Exclude the pictures and reproduce the remaining data exactly as written.

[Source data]
·····

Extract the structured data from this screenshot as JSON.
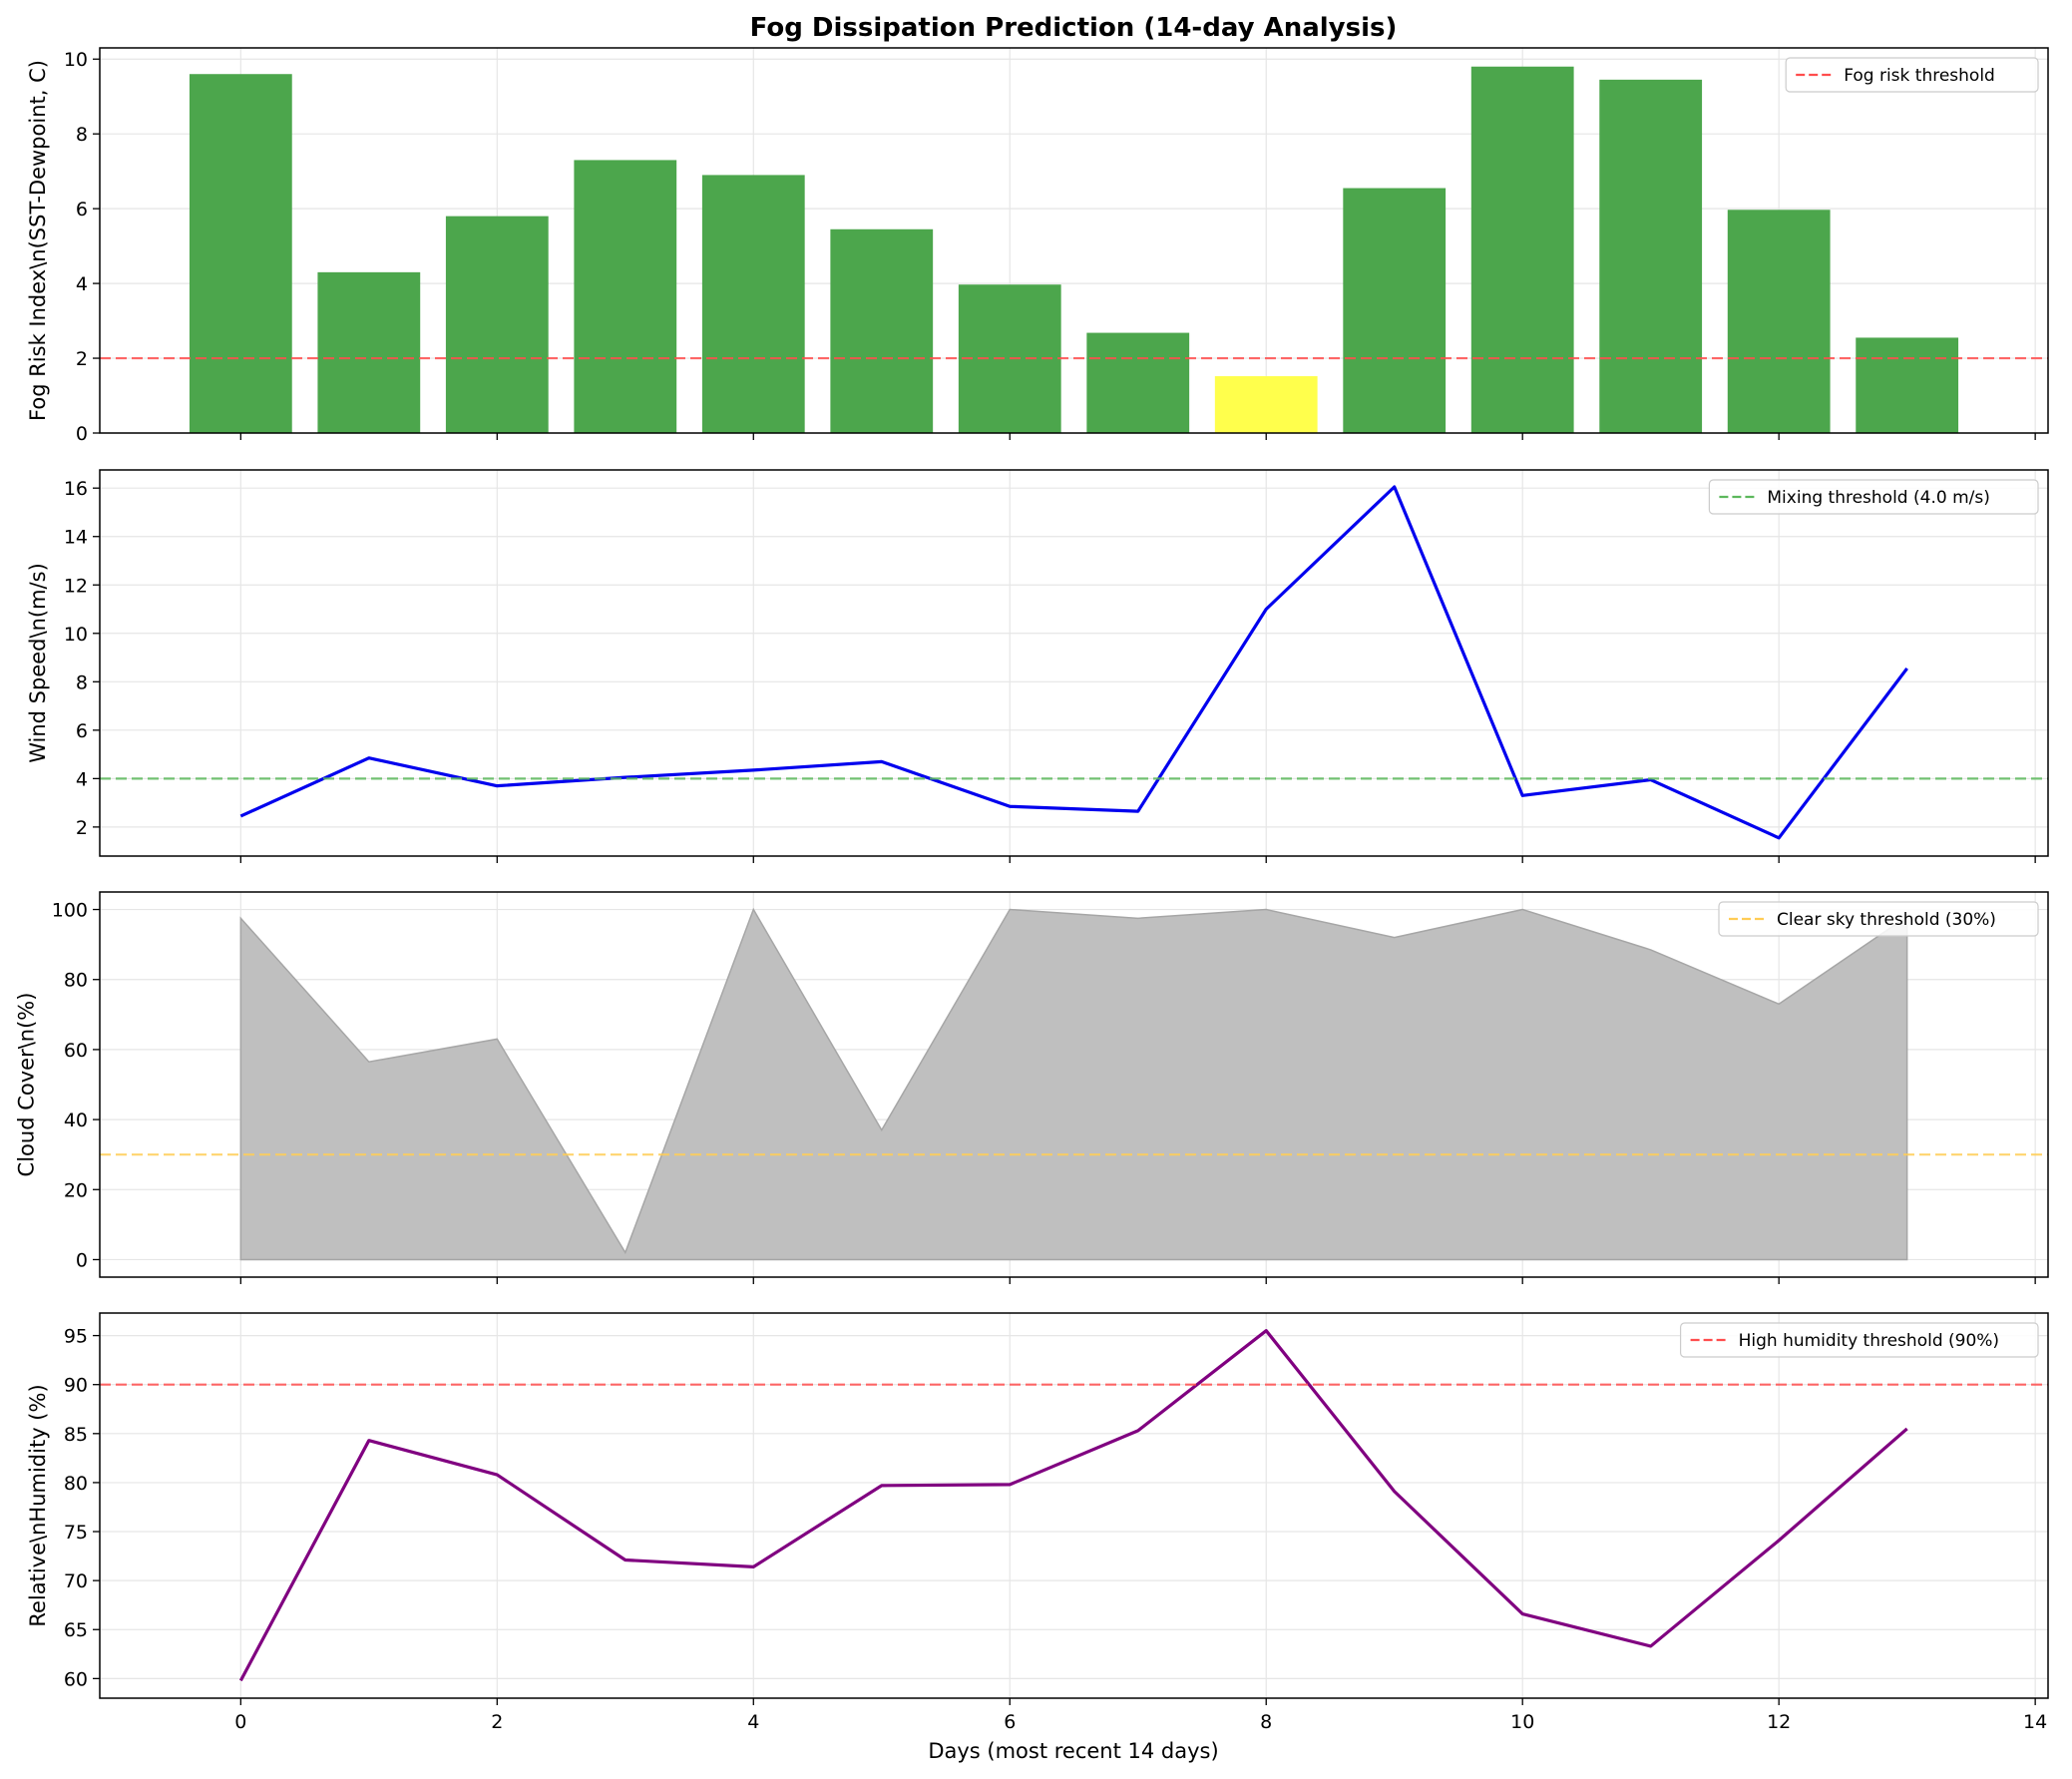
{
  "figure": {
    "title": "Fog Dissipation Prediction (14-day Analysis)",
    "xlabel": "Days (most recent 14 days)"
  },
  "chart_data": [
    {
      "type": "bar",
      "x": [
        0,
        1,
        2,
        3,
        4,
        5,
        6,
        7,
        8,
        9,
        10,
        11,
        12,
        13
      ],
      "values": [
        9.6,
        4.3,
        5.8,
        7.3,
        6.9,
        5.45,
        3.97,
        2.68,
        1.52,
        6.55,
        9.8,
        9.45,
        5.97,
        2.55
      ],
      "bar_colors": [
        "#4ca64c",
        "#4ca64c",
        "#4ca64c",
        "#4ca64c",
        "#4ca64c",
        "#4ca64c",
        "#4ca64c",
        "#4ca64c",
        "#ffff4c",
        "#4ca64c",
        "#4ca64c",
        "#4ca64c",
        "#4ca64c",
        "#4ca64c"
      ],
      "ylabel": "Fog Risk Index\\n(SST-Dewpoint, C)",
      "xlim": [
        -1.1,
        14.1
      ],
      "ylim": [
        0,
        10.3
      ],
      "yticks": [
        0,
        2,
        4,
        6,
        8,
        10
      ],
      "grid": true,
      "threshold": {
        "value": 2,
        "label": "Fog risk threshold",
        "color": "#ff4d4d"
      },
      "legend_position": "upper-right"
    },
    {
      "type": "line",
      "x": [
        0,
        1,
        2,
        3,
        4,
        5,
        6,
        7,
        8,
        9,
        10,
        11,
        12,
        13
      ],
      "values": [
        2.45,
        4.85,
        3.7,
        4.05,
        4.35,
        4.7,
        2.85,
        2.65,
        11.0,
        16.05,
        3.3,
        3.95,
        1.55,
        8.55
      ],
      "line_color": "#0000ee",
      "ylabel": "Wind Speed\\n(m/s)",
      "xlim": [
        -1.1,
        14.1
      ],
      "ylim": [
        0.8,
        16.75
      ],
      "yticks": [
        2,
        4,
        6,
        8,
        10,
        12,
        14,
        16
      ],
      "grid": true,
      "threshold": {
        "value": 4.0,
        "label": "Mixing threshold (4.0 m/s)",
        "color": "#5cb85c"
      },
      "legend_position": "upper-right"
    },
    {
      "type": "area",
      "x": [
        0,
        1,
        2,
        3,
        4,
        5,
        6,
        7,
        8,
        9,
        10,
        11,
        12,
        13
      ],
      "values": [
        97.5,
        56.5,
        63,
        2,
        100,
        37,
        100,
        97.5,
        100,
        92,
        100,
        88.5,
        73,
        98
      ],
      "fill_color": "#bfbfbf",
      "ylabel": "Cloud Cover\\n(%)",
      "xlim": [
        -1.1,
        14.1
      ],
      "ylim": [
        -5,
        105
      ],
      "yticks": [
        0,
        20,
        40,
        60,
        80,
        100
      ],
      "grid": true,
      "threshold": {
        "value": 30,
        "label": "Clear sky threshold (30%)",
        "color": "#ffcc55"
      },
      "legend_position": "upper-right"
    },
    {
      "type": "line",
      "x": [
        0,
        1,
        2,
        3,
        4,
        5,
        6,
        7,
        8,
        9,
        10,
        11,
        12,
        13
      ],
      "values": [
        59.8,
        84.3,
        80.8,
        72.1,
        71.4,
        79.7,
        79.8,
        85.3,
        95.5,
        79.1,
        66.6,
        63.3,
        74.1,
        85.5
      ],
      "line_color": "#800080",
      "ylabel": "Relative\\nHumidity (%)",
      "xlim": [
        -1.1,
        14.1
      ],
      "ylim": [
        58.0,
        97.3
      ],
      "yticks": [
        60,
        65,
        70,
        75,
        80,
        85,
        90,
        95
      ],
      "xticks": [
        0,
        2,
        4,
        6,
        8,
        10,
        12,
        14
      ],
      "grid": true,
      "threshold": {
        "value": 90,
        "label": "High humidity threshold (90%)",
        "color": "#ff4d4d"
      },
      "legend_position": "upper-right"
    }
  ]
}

·····

» Result for this task:
Extract the structured data from this screenshot as JSON.
{
  "figure": {
    "title": "Fog Dissipation Prediction (14-day Analysis)",
    "xlabel": "Days (most recent 14 days)"
  },
  "chart_data": [
    {
      "type": "bar",
      "x": [
        0,
        1,
        2,
        3,
        4,
        5,
        6,
        7,
        8,
        9,
        10,
        11,
        12,
        13
      ],
      "values": [
        9.6,
        4.3,
        5.8,
        7.3,
        6.9,
        5.45,
        3.97,
        2.68,
        1.52,
        6.55,
        9.8,
        9.45,
        5.97,
        2.55
      ],
      "bar_colors": [
        "#4ca64c",
        "#4ca64c",
        "#4ca64c",
        "#4ca64c",
        "#4ca64c",
        "#4ca64c",
        "#4ca64c",
        "#4ca64c",
        "#ffff4c",
        "#4ca64c",
        "#4ca64c",
        "#4ca64c",
        "#4ca64c",
        "#4ca64c"
      ],
      "ylabel": "Fog Risk Index\\n(SST-Dewpoint, C)",
      "xlim": [
        -1.1,
        14.1
      ],
      "ylim": [
        0,
        10.3
      ],
      "yticks": [
        0,
        2,
        4,
        6,
        8,
        10
      ],
      "grid": true,
      "threshold": {
        "value": 2,
        "label": "Fog risk threshold",
        "color": "#ff4d4d"
      },
      "legend_position": "upper-right"
    },
    {
      "type": "line",
      "x": [
        0,
        1,
        2,
        3,
        4,
        5,
        6,
        7,
        8,
        9,
        10,
        11,
        12,
        13
      ],
      "values": [
        2.45,
        4.85,
        3.7,
        4.05,
        4.35,
        4.7,
        2.85,
        2.65,
        11.0,
        16.05,
        3.3,
        3.95,
        1.55,
        8.55
      ],
      "line_color": "#0000ee",
      "ylabel": "Wind Speed\\n(m/s)",
      "xlim": [
        -1.1,
        14.1
      ],
      "ylim": [
        0.8,
        16.75
      ],
      "yticks": [
        2,
        4,
        6,
        8,
        10,
        12,
        14,
        16
      ],
      "grid": true,
      "threshold": {
        "value": 4.0,
        "label": "Mixing threshold (4.0 m/s)",
        "color": "#5cb85c"
      },
      "legend_position": "upper-right"
    },
    {
      "type": "area",
      "x": [
        0,
        1,
        2,
        3,
        4,
        5,
        6,
        7,
        8,
        9,
        10,
        11,
        12,
        13
      ],
      "values": [
        97.5,
        56.5,
        63,
        2,
        100,
        37,
        100,
        97.5,
        100,
        92,
        100,
        88.5,
        73,
        98
      ],
      "fill_color": "#bfbfbf",
      "ylabel": "Cloud Cover\\n(%)",
      "xlim": [
        -1.1,
        14.1
      ],
      "ylim": [
        -5,
        105
      ],
      "yticks": [
        0,
        20,
        40,
        60,
        80,
        100
      ],
      "grid": true,
      "threshold": {
        "value": 30,
        "label": "Clear sky threshold (30%)",
        "color": "#ffcc55"
      },
      "legend_position": "upper-right"
    },
    {
      "type": "line",
      "x": [
        0,
        1,
        2,
        3,
        4,
        5,
        6,
        7,
        8,
        9,
        10,
        11,
        12,
        13
      ],
      "values": [
        59.8,
        84.3,
        80.8,
        72.1,
        71.4,
        79.7,
        79.8,
        85.3,
        95.5,
        79.1,
        66.6,
        63.3,
        74.1,
        85.5
      ],
      "line_color": "#800080",
      "ylabel": "Relative\\nHumidity (%)",
      "xlim": [
        -1.1,
        14.1
      ],
      "ylim": [
        58.0,
        97.3
      ],
      "yticks": [
        60,
        65,
        70,
        75,
        80,
        85,
        90,
        95
      ],
      "xticks": [
        0,
        2,
        4,
        6,
        8,
        10,
        12,
        14
      ],
      "grid": true,
      "threshold": {
        "value": 90,
        "label": "High humidity threshold (90%)",
        "color": "#ff4d4d"
      },
      "legend_position": "upper-right"
    }
  ]
}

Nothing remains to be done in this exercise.